Beyond Uptime: True Reliability Metrics

The most surprising thing about SRE metrics is that the ones everyone talks about are often the least useful for actually improving reliability.

Let’s say you’re running a web service. You’ve got your standard dashboard: requests per second, CPU utilization, memory usage, network traffic. These are activity metrics. They tell you what the system is doing, but not how well it’s doing it from the user’s perspective.

Imagine this: your request rate is steady, CPU is at 30%, memory is fine. Looks good, right? But what if, for the last hour, 50% of those requests are actually failing, or taking 10 seconds to complete? Your activity metrics would look completely normal, but your users would be experiencing a catastrophic outage.

This is where reliability metrics come in. They focus on the user experience and the system’s ability to deliver on its promises. The core concept is the Service Level Objective (SLO). An SLO is a target value or range of values for a service level indicator (SLI).

An SLI is a quantitative measure of some aspect of the level of service that is provided. Common SLIs fall into a few categories:

Availability: Is the service up and responding?

=== TASK INSTRUCTIONS ===
1. How would you render this sentence from the reliability metrics text in Spanish: "An SLI is a quantitative measure of some aspect of the level of service that is provided."
2. Could you carry the reliability metrics text forward from its final line?

=== DATA LISTING ===
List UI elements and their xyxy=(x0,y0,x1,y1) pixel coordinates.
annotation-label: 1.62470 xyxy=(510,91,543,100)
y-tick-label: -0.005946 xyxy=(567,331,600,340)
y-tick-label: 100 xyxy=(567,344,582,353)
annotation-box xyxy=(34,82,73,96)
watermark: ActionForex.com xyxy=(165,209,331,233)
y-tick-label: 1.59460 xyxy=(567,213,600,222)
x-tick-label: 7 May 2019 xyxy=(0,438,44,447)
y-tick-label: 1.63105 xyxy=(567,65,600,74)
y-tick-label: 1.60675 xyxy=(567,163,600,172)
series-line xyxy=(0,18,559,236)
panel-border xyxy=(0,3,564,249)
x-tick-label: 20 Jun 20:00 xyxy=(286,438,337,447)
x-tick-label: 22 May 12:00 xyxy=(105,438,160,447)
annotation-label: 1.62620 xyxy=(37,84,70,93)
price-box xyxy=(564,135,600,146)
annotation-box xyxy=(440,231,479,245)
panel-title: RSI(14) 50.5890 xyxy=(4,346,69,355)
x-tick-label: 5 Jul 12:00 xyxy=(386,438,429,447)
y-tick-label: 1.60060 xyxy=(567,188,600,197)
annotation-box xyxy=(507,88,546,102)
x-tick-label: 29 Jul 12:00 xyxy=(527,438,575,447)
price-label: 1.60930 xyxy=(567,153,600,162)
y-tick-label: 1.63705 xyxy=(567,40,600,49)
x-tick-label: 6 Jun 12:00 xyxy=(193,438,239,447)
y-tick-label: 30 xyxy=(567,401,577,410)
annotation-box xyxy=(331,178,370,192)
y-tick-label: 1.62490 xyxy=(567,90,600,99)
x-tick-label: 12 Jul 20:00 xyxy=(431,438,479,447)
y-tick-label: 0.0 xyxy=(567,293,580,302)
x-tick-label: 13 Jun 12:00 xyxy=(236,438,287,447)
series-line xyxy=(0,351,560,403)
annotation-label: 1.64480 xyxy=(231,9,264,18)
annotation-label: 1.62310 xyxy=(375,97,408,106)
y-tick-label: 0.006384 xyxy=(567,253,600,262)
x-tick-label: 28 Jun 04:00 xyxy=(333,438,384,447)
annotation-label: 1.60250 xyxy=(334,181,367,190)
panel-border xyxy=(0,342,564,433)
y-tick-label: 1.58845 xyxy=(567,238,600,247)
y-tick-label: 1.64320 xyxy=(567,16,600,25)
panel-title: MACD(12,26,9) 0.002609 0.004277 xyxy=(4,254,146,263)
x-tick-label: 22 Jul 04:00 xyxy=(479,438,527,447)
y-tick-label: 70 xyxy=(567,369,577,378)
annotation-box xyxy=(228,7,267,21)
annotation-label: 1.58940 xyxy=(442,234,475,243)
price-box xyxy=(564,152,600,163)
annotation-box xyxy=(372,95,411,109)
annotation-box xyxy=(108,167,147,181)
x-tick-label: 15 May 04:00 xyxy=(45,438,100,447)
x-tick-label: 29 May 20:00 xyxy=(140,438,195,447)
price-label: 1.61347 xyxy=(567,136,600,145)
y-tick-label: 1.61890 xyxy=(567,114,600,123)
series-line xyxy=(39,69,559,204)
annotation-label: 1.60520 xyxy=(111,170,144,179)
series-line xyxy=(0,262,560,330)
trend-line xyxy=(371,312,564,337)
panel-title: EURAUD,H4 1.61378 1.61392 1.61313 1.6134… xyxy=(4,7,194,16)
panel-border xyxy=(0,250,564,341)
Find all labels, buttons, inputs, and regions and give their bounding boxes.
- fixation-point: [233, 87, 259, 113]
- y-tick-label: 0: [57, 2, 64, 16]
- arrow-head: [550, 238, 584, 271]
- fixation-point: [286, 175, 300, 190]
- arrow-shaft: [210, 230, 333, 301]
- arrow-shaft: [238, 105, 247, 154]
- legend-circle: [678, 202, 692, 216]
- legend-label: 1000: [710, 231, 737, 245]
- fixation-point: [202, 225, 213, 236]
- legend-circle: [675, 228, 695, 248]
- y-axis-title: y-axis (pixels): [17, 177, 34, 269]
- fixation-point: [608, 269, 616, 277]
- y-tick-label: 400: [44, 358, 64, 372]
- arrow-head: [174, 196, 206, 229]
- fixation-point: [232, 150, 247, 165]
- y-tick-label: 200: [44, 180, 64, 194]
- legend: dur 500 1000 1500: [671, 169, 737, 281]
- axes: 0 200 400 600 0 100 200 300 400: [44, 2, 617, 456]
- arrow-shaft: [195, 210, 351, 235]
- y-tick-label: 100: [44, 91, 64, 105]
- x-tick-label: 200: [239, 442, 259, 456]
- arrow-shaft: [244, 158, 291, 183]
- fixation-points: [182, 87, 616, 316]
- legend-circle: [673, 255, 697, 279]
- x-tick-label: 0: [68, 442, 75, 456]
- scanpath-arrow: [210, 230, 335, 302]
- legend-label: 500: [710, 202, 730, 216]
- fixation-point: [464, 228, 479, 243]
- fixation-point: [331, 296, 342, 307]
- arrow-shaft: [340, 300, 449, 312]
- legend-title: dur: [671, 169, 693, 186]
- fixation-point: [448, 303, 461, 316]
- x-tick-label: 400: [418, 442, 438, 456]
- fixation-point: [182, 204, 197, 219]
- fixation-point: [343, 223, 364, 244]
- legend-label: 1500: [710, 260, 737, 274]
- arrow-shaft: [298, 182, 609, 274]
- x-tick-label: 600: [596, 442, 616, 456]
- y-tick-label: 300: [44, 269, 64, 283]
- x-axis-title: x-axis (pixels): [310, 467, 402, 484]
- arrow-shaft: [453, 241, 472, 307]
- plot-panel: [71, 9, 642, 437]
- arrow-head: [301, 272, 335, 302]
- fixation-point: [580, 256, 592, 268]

=== OUTPUTS ===
1. Un SLI es una medida cuantitativa de algún aspecto del nivel de servicio que se proporciona.

2.
Latency: How fast is the service responding?
Throughput: How much work can the service handle? (Less common for user-facing reliability, more for capacity planning).
Error Rate: What percentage of requests are failing?

Let’s look at a concrete example of how you’d measure and use these. Suppose you’re running an API that serves product information.

SLI: Availability

What to measure: The percentage of successful requests over a rolling 5-minute window. A "successful" request is one that returns an HTTP 2xx or 3xx status code.
How to measure: Most monitoring systems (Prometheus, Datadog, etc.) can track this. In Prometheus, you might have a metric like http_requests_total and http_responses_total{code=~"2..|3.."}, and you’d calculate the ratio.

Example Calculation (PromQL):

sum(rate(http_responses_total{code=~"2..|3.."}[5m])) by (instance)
/
sum(rate(http_requests_total[5m])) by (instance)
* 100

This gives you the percentage of successful requests per instance over the last 5 minutes.

SLI: Latency

What to measure: The latency of requests, specifically the 95th percentile (p95) latency over a rolling 5-minute window. This means 95% of requests are faster than this value.
How to measure: You need to instrument your application or use a proxy/load balancer that records request durations. Prometheus’s histogram_quantile function is invaluable here.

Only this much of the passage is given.